## [What to produce]
Filter the entries, keeping every line with the word "JSON".

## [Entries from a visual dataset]
· · · · ·
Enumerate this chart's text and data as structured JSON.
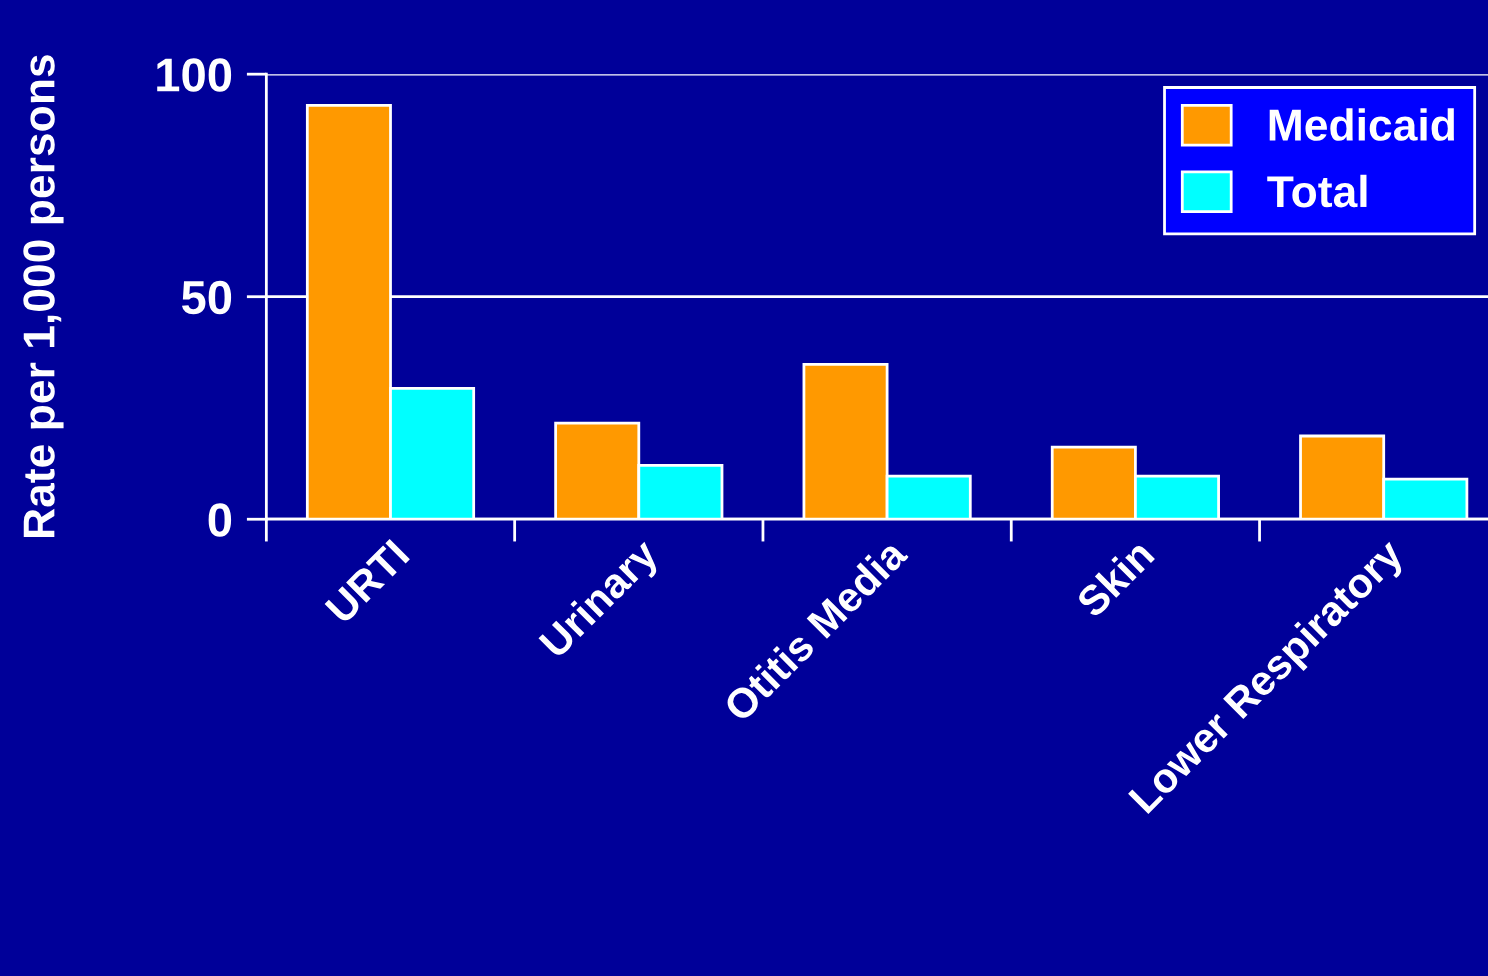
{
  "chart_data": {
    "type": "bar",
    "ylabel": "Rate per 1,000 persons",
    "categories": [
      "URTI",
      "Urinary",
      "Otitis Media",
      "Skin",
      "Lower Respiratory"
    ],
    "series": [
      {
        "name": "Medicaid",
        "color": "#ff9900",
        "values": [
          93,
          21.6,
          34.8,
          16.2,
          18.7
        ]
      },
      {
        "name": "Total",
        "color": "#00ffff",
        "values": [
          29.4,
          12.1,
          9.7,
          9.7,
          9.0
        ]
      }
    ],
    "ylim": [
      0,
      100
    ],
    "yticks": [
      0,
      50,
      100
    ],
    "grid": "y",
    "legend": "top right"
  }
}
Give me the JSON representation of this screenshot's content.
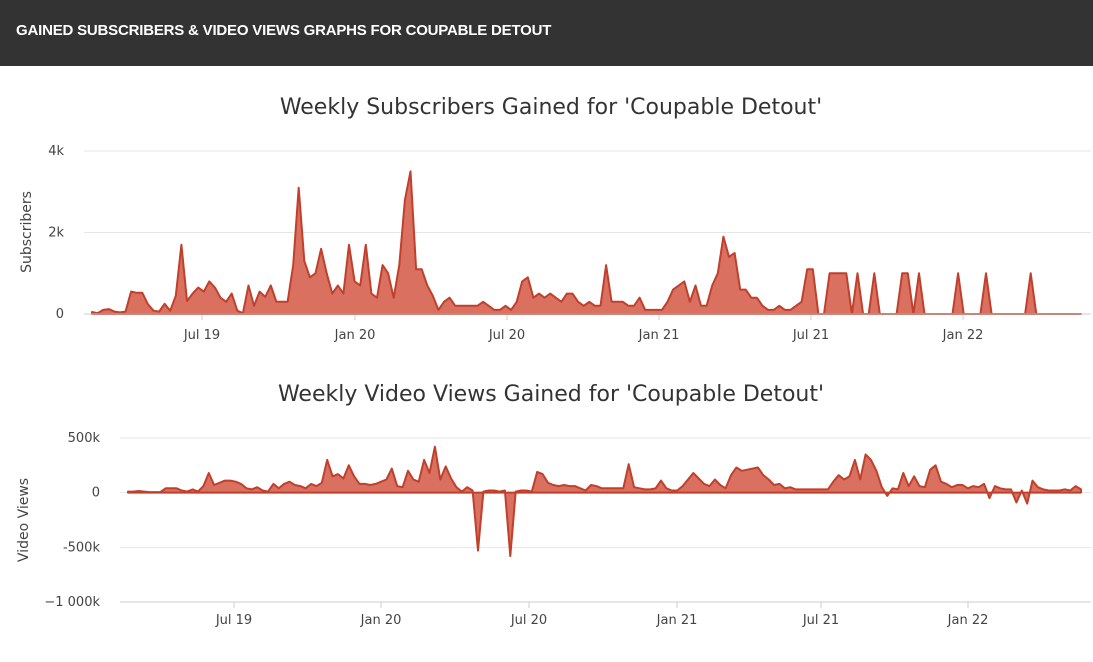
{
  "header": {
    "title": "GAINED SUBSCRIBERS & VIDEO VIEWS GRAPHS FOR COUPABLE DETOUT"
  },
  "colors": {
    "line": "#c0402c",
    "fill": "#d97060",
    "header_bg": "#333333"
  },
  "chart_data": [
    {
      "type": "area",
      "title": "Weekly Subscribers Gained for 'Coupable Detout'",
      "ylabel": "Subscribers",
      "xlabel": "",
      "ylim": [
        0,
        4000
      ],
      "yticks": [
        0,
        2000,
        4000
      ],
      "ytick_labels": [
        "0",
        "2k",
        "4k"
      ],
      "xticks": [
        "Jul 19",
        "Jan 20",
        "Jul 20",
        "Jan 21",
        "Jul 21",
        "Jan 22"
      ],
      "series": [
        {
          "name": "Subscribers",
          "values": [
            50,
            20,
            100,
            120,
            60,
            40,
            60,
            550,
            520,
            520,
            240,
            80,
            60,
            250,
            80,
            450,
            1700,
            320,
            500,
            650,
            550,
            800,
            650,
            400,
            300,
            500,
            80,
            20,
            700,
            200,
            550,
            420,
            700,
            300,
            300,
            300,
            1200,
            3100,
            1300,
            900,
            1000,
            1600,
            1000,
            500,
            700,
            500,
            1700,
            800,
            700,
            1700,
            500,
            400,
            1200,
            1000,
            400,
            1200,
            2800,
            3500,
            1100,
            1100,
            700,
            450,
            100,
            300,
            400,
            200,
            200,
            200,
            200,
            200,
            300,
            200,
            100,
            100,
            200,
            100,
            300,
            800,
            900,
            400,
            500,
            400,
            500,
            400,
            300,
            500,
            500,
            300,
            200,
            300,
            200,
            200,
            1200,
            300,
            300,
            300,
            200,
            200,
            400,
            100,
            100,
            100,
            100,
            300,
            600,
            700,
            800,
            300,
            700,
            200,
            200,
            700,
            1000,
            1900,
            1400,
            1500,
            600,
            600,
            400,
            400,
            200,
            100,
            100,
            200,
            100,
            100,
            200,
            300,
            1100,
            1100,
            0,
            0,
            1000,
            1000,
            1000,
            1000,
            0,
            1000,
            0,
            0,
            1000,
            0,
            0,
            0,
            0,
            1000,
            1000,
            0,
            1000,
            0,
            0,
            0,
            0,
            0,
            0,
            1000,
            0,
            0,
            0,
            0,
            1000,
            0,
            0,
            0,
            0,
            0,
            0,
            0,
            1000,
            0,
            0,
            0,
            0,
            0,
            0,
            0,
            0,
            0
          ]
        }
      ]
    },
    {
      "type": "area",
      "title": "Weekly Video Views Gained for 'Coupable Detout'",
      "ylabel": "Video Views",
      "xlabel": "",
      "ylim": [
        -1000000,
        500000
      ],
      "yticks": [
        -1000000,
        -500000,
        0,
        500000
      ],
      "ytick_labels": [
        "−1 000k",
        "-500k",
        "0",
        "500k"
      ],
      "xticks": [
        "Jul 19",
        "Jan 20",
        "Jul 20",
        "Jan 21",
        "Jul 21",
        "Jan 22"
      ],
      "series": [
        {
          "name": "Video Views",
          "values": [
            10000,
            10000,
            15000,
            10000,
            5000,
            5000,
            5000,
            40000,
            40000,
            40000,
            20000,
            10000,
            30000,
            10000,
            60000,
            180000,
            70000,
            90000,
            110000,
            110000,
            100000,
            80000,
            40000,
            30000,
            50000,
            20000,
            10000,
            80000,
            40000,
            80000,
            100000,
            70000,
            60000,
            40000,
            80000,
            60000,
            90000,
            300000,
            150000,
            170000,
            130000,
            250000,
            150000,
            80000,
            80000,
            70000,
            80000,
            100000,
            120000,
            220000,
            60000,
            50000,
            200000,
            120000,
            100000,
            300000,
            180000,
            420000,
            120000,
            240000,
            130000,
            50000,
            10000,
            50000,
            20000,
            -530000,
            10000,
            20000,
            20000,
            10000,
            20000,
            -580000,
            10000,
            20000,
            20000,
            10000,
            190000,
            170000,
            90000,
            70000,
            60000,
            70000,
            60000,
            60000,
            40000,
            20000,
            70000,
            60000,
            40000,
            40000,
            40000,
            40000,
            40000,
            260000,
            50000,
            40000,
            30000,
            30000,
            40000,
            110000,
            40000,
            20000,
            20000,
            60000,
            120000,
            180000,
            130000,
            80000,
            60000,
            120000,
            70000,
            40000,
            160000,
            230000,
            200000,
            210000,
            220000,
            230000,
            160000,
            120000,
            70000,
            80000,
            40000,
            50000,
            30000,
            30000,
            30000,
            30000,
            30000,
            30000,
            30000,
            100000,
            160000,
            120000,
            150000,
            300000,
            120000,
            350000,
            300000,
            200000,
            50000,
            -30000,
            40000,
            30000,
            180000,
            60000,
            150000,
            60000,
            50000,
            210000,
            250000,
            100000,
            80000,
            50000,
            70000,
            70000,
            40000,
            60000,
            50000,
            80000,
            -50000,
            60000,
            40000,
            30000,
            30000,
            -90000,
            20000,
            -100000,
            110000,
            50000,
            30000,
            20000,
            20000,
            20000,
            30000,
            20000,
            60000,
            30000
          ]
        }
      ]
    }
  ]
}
· · · · ·
## [Finished task]
Enumerate this chart's text and data as structured JSON.
Give me the JSON representation of this screenshot's content.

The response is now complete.